## Begin MATERIAL FOR THIS EXERCISE

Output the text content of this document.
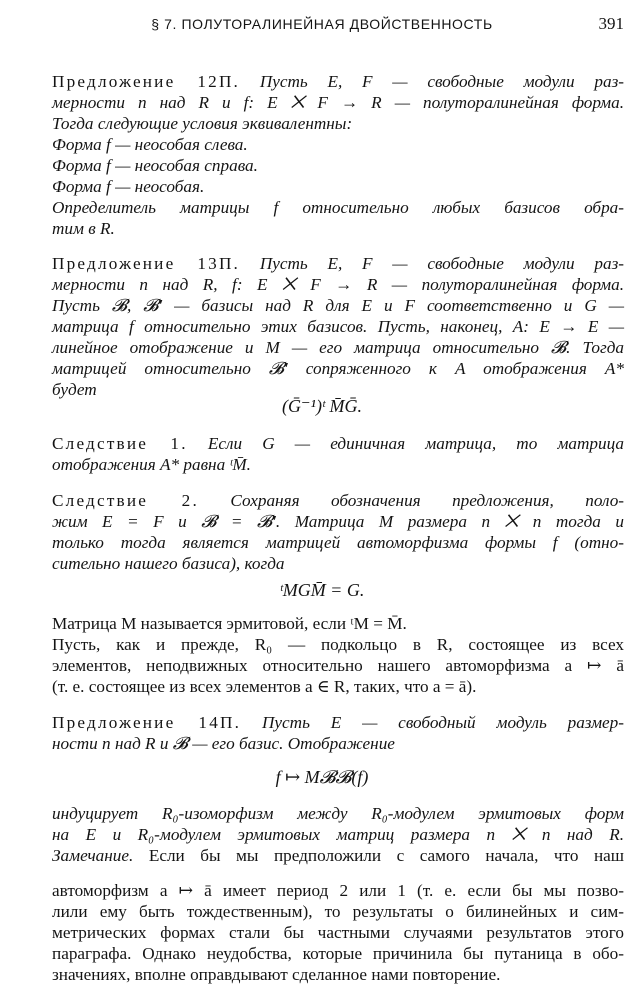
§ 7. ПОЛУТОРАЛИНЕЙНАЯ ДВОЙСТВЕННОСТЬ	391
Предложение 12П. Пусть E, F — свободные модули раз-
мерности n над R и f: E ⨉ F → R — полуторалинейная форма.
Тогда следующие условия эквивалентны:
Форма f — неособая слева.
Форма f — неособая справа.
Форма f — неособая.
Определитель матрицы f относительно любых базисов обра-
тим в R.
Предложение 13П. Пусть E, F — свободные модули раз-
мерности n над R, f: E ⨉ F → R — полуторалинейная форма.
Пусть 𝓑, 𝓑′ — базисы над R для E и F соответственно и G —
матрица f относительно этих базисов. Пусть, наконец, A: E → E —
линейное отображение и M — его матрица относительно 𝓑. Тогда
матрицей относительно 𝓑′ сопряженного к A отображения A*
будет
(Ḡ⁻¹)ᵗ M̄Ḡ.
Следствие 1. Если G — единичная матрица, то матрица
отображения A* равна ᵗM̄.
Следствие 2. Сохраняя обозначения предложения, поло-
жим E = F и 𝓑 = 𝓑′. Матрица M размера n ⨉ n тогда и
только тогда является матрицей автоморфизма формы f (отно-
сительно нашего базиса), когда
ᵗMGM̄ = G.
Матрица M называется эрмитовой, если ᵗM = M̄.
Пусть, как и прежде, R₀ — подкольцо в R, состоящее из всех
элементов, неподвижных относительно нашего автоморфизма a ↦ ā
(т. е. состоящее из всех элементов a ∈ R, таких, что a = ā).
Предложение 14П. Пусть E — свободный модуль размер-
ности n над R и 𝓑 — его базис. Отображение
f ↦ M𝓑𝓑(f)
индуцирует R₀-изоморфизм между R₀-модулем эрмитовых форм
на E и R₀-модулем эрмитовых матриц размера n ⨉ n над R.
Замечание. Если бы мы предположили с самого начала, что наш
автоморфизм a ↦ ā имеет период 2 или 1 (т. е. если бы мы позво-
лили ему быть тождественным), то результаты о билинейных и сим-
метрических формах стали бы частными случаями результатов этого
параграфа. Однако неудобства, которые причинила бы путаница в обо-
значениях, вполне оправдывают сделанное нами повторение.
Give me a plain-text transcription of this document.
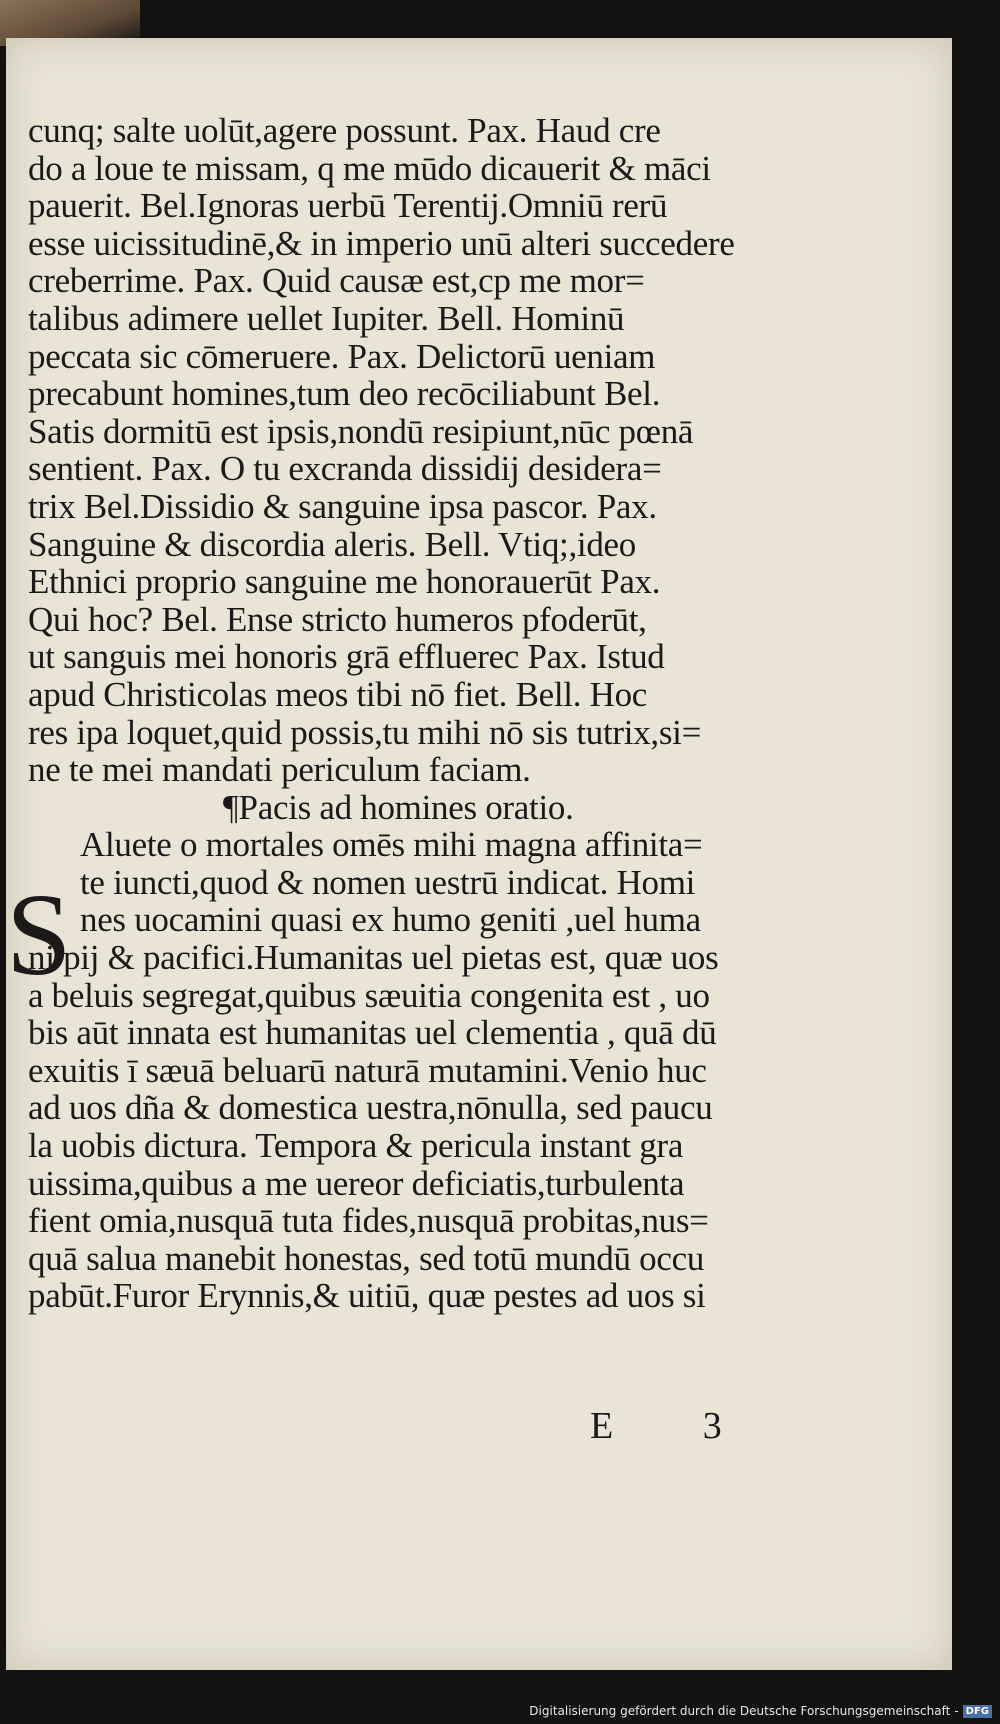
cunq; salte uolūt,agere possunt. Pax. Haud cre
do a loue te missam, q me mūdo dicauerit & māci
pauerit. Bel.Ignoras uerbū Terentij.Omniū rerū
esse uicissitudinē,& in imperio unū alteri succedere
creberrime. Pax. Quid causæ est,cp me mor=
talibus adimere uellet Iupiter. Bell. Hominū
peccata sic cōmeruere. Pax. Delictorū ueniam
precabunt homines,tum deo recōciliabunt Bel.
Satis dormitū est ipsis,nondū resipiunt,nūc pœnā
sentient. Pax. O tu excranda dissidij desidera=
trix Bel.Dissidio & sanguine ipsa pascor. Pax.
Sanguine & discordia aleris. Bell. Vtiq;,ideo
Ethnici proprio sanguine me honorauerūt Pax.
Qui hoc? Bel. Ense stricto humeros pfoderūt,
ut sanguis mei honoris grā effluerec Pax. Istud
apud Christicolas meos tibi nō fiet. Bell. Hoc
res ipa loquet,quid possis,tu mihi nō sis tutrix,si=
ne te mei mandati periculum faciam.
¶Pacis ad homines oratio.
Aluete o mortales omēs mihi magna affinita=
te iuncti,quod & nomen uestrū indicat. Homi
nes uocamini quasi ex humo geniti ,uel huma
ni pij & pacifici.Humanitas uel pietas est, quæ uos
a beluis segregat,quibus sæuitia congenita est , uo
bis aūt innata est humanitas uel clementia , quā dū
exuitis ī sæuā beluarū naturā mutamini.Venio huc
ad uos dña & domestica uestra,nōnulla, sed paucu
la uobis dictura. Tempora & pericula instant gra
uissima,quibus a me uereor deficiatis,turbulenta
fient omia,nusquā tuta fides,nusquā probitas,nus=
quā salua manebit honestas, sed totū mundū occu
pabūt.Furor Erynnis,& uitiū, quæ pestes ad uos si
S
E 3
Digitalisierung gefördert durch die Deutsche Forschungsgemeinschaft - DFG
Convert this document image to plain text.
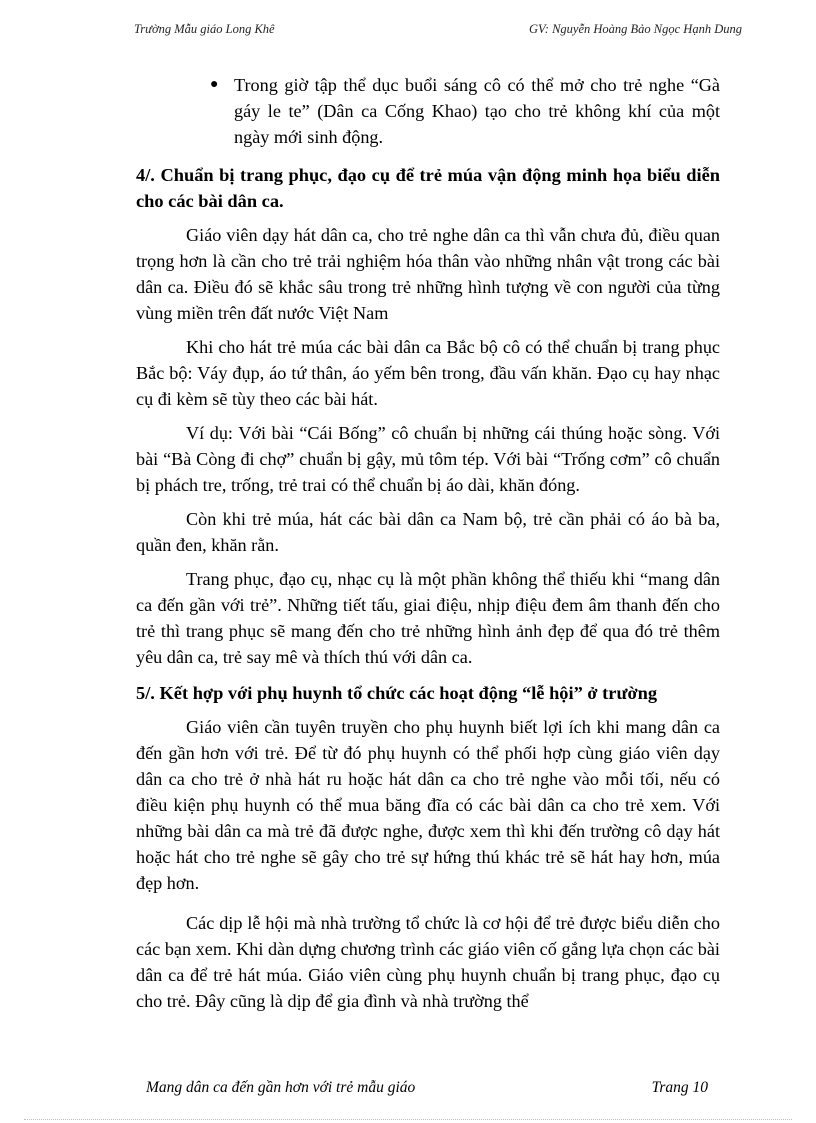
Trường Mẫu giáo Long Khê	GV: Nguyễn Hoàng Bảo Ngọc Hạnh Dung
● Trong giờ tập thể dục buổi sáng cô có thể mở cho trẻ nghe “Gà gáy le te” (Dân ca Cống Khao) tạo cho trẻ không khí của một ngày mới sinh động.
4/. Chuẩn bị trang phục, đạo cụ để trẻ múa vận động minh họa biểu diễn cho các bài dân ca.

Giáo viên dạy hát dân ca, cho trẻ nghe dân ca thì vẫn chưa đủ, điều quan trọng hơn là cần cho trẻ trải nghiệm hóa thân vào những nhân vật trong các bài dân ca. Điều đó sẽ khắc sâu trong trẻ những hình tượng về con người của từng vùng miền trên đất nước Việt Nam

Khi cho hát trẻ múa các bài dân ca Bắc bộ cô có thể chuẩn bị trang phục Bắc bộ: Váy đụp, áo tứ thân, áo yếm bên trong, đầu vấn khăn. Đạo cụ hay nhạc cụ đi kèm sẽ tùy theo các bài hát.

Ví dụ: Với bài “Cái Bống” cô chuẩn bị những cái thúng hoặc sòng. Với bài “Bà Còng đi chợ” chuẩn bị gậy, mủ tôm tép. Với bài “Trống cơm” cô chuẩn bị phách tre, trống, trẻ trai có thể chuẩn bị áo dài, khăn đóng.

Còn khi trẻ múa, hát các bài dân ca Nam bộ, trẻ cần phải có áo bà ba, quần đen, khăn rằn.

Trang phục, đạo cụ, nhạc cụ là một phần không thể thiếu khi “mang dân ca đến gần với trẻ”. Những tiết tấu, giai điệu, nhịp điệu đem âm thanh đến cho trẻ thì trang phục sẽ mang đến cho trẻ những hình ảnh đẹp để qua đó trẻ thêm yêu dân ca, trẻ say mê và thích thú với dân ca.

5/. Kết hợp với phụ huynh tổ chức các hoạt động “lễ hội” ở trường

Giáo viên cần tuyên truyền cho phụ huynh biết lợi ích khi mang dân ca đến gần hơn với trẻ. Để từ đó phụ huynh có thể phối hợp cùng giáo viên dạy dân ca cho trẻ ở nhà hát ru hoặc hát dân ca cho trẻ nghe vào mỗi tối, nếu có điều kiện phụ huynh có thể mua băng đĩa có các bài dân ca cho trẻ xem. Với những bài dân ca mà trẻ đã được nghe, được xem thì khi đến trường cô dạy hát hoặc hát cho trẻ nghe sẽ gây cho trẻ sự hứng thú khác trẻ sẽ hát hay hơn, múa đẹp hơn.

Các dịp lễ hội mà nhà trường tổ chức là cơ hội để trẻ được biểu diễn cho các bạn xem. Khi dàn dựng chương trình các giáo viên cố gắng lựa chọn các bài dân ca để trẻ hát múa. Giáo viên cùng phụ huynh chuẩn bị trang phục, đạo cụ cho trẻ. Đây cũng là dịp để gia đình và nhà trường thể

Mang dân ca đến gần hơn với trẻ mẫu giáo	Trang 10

## End MATERIAL FOR THIS EXERCISE

Leave the pictures out and print the records above exactly as they stand.

COMPLETED TASK:
Output the text content of this document.
§ 7. ПОЛУТОРАЛИНЕЙНАЯ ДВОЙСТВЕННОСТЬ	391
Предложение 12П. Пусть E, F — свободные модули раз-
мерности n над R и f: E ⨉ F → R — полуторалинейная форма.
Тогда следующие условия эквивалентны:
Форма f — неособая слева.
Форма f — неособая справа.
Форма f — неособая.
Определитель матрицы f относительно любых базисов обра-
тим в R.
Предложение 13П. Пусть E, F — свободные модули раз-
мерности n над R, f: E ⨉ F → R — полуторалинейная форма.
Пусть 𝓑, 𝓑′ — базисы над R для E и F соответственно и G —
матрица f относительно этих базисов. Пусть, наконец, A: E → E —
линейное отображение и M — его матрица относительно 𝓑. Тогда
матрицей относительно 𝓑′ сопряженного к A отображения A*
будет
(Ḡ⁻¹)ᵗ M̄Ḡ.
Следствие 1. Если G — единичная матрица, то матрица
отображения A* равна ᵗM̄.
Следствие 2. Сохраняя обозначения предложения, поло-
жим E = F и 𝓑 = 𝓑′. Матрица M размера n ⨉ n тогда и
только тогда является матрицей автоморфизма формы f (отно-
сительно нашего базиса), когда
ᵗMGM̄ = G.
Матрица M называется эрмитовой, если ᵗM = M̄.
Пусть, как и прежде, R₀ — подкольцо в R, состоящее из всех
элементов, неподвижных относительно нашего автоморфизма a ↦ ā
(т. е. состоящее из всех элементов a ∈ R, таких, что a = ā).
Предложение 14П. Пусть E — свободный модуль размер-
ности n над R и 𝓑 — его базис. Отображение
f ↦ M𝓑𝓑(f)
индуцирует R₀-изоморфизм между R₀-модулем эрмитовых форм
на E и R₀-модулем эрмитовых матриц размера n ⨉ n над R.
Замечание. Если бы мы предположили с самого начала, что наш
автоморфизм a ↦ ā имеет период 2 или 1 (т. е. если бы мы позво-
лили ему быть тождественным), то результаты о билинейных и сим-
метрических формах стали бы частными случаями результатов этого
параграфа. Однако неудобства, которые причинила бы путаница в обо-
значениях, вполне оправдывают сделанное нами повторение.
Give me a plain-text transcription of this document.
cunq; salte uolūt,agere possunt. Pax. Haud cre
do a loue te missam, q me mūdo dicauerit & māci
pauerit. Bel.Ignoras uerbū Terentij.Omniū rerū
esse uicissitudinē,& in imperio unū alteri succedere
creberrime. Pax. Quid causæ est,cp me mor=
talibus adimere uellet Iupiter. Bell. Hominū
peccata sic cōmeruere. Pax. Delictorū ueniam
precabunt homines,tum deo recōciliabunt Bel.
Satis dormitū est ipsis,nondū resipiunt,nūc pœnā
sentient. Pax. O tu excranda dissidij desidera=
trix Bel.Dissidio & sanguine ipsa pascor. Pax.
Sanguine & discordia aleris. Bell. Vtiq;,ideo
Ethnici proprio sanguine me honorauerūt Pax.
Qui hoc? Bel. Ense stricto humeros pfoderūt,
ut sanguis mei honoris grā effluerec Pax. Istud
apud Christicolas meos tibi nō fiet. Bell. Hoc
res ipa loquet,quid possis,tu mihi nō sis tutrix,si=
ne te mei mandati periculum faciam.
¶Pacis ad homines oratio.
Aluete o mortales omēs mihi magna affinita=
te iuncti,quod & nomen uestrū indicat. Homi
nes uocamini quasi ex humo geniti ,uel huma
ni pij & pacifici.Humanitas uel pietas est, quæ uos
a beluis segregat,quibus sæuitia congenita est , uo
bis aūt innata est humanitas uel clementia , quā dū
exuitis ī sæuā beluarū naturā mutamini.Venio huc
ad uos dña & domestica uestra,nōnulla, sed paucu
la uobis dictura. Tempora & pericula instant gra
uissima,quibus a me uereor deficiatis,turbulenta
fient omia,nusquā tuta fides,nusquā probitas,nus=
quā salua manebit honestas, sed totū mundū occu
pabūt.Furor Erynnis,& uitiū, quæ pestes ad uos si
S
E 3
Digitalisierung gefördert durch die Deutsche Forschungsgemeinschaft - DFG
Convert this document image to plain text.
Trường Mẫu giáo Long Khê	GV: Nguyễn Hoàng Bảo Ngọc Hạnh Dung
● Trong giờ tập thể dục buổi sáng cô có thể mở cho trẻ nghe “Gà gáy le te” (Dân ca Cống Khao) tạo cho trẻ không khí của một ngày mới sinh động.
4/. Chuẩn bị trang phục, đạo cụ để trẻ múa vận động minh họa biểu diễn cho các bài dân ca.

Giáo viên dạy hát dân ca, cho trẻ nghe dân ca thì vẫn chưa đủ, điều quan trọng hơn là cần cho trẻ trải nghiệm hóa thân vào những nhân vật trong các bài dân ca. Điều đó sẽ khắc sâu trong trẻ những hình tượng về con người của từng vùng miền trên đất nước Việt Nam

Khi cho hát trẻ múa các bài dân ca Bắc bộ cô có thể chuẩn bị trang phục Bắc bộ: Váy đụp, áo tứ thân, áo yếm bên trong, đầu vấn khăn. Đạo cụ hay nhạc cụ đi kèm sẽ tùy theo các bài hát.

Ví dụ: Với bài “Cái Bống” cô chuẩn bị những cái thúng hoặc sòng. Với bài “Bà Còng đi chợ” chuẩn bị gậy, mủ tôm tép. Với bài “Trống cơm” cô chuẩn bị phách tre, trống, trẻ trai có thể chuẩn bị áo dài, khăn đóng.

Còn khi trẻ múa, hát các bài dân ca Nam bộ, trẻ cần phải có áo bà ba, quần đen, khăn rằn.

Trang phục, đạo cụ, nhạc cụ là một phần không thể thiếu khi “mang dân ca đến gần với trẻ”. Những tiết tấu, giai điệu, nhịp điệu đem âm thanh đến cho trẻ thì trang phục sẽ mang đến cho trẻ những hình ảnh đẹp để qua đó trẻ thêm yêu dân ca, trẻ say mê và thích thú với dân ca.

5/. Kết hợp với phụ huynh tổ chức các hoạt động “lễ hội” ở trường

Giáo viên cần tuyên truyền cho phụ huynh biết lợi ích khi mang dân ca đến gần hơn với trẻ. Để từ đó phụ huynh có thể phối hợp cùng giáo viên dạy dân ca cho trẻ ở nhà hát ru hoặc hát dân ca cho trẻ nghe vào mỗi tối, nếu có điều kiện phụ huynh có thể mua băng đĩa có các bài dân ca cho trẻ xem. Với những bài dân ca mà trẻ đã được nghe, được xem thì khi đến trường cô dạy hát hoặc hát cho trẻ nghe sẽ gây cho trẻ sự hứng thú khác trẻ sẽ hát hay hơn, múa đẹp hơn.

Các dịp lễ hội mà nhà trường tổ chức là cơ hội để trẻ được biểu diễn cho các bạn xem. Khi dàn dựng chương trình các giáo viên cố gắng lựa chọn các bài dân ca để trẻ hát múa. Giáo viên cùng phụ huynh chuẩn bị trang phục, đạo cụ cho trẻ. Đây cũng là dịp để gia đình và nhà trường thể

Mang dân ca đến gần hơn với trẻ mẫu giáo	Trang 10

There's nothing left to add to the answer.